Ausgewählter Abschnitt:
+-------+
Wie ZF machen es alle großen Zulieferer: Sie produzieren in China, um die Nähe zu den Kunden und ihren Werken zu haben, aber auch, um gegen politische Auswirkungen auf die Märkte unverwundbar zu sein. So ist es erklärtes Ziel von ZF, sämtliche Produkte auch in China herzustellen. Dabei ist die 100-Prozent-Quote zwar noch nicht erreicht, dennoch profitiert das Unternehmen in vielen Bereichen sogar von der Abwertung des Yuan.

Unternehmen mit starker chinesischer Konkurrenz auf dem Weltmarkt haben ein größeres Problem

Wohl auch deshalb reagieren die Unternehmen im Automobilland Baden-Württemberg bei aller Unübersichtlichkeit bisher gelassen: "Wir hatten ja schon mal einen noch deutlich schwächeren Yuan und haben dennoch exportiert", sagt Tim Wenniges, der China-Experte von Südwestmetall, dem Verband der Metall- und Elektroindustrie im Land. Zwar finde die aktuelle Abwertung "im Umfeld weiterer Krisenherde und Unsicherheiten" statt. Dies könne sich "unter Umständen psychologisch verstärken und auf die für unsere Industrie bedeutenden Ausfuhren nach China auswirken." Panik herrscht bislang aber nicht.
+-------+
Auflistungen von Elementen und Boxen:
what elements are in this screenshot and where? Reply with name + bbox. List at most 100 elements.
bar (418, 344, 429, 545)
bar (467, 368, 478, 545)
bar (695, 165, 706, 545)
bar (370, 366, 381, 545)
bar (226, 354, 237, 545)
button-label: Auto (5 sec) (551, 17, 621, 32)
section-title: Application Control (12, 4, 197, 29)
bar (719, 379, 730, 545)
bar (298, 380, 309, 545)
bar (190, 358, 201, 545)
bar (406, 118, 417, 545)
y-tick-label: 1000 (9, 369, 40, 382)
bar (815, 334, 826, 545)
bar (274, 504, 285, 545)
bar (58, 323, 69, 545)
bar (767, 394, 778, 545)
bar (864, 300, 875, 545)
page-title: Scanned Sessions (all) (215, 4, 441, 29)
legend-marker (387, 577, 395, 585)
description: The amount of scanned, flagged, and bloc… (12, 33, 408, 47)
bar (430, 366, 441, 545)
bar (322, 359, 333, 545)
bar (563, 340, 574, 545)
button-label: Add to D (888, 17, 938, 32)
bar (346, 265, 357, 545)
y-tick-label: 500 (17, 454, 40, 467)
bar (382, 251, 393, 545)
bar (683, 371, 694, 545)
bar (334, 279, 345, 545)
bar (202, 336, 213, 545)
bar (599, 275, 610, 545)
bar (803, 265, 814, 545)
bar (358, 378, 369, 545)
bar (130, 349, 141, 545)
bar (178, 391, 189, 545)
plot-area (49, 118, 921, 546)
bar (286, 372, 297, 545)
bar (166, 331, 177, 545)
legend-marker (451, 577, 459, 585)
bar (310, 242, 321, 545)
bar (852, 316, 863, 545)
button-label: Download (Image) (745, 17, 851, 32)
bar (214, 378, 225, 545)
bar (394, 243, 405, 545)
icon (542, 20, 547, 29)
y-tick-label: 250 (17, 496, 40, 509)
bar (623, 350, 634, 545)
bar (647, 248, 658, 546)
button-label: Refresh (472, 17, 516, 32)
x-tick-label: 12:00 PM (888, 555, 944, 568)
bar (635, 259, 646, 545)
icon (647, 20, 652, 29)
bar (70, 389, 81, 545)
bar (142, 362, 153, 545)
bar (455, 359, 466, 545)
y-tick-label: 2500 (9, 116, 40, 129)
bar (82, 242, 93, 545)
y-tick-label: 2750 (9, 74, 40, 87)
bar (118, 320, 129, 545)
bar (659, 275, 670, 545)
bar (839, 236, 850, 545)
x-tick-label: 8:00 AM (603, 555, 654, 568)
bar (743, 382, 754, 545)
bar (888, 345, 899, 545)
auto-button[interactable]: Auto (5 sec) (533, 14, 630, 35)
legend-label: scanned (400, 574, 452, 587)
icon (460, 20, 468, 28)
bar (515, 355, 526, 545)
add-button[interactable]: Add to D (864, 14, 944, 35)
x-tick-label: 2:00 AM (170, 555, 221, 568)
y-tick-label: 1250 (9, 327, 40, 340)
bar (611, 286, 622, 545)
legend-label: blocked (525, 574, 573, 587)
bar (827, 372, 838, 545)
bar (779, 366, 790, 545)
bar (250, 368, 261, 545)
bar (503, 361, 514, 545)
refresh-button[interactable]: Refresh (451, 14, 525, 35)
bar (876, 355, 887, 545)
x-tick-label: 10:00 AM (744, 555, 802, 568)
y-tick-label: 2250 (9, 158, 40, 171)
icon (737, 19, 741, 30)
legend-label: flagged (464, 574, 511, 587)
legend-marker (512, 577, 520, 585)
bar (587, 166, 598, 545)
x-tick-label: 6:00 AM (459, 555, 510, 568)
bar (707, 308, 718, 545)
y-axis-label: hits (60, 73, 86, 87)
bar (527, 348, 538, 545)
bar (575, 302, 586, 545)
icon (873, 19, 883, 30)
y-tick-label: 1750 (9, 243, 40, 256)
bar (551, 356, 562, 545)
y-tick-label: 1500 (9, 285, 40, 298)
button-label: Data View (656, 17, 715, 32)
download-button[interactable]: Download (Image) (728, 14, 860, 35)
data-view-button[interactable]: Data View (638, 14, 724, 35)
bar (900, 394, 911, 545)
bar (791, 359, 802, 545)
+-------+
Aufgabe 1:
Fasse den Abschnitt über die Produktion der Zulieferer in China in zwei Sätzen zusammen.
Aufgabe 2:
Ersetze in den aufgelisteten Zeilen jedes "bar" durch "column" und lass alles andere unverändert. Beginne bei der ersten dieser Zeilen, höre nach der Zeile mit "bar (815, 334, 826, 545)" auf und gib nur diesen Bereich wieder.

Vollständige Lösung 1:
Große Zulieferer wie ZF produzieren in China, um nah an ihren Kunden und deren Werken zu sein und gegen politische Auswirkungen auf die Märkte unverwundbar zu werden. ZF profitiert in vielen Bereichen sogar von der Abwertung des Yuan, und die Unternehmen in Baden-Württemberg reagieren bisher gelassen, sodass keine Panik herrscht.

Vollständige Lösung 2:
what elements are in this screenshot and where? Reply with name + bbox. List at most 100 elements.
column (418, 344, 429, 545)
column (467, 368, 478, 545)
column (695, 165, 706, 545)
column (370, 366, 381, 545)
column (226, 354, 237, 545)
button-label: Auto (5 sec) (551, 17, 621, 32)
section-title: Application Control (12, 4, 197, 29)
column (719, 379, 730, 545)
column (298, 380, 309, 545)
column (190, 358, 201, 545)
column (406, 118, 417, 545)
y-tick-label: 1000 (9, 369, 40, 382)
column (815, 334, 826, 545)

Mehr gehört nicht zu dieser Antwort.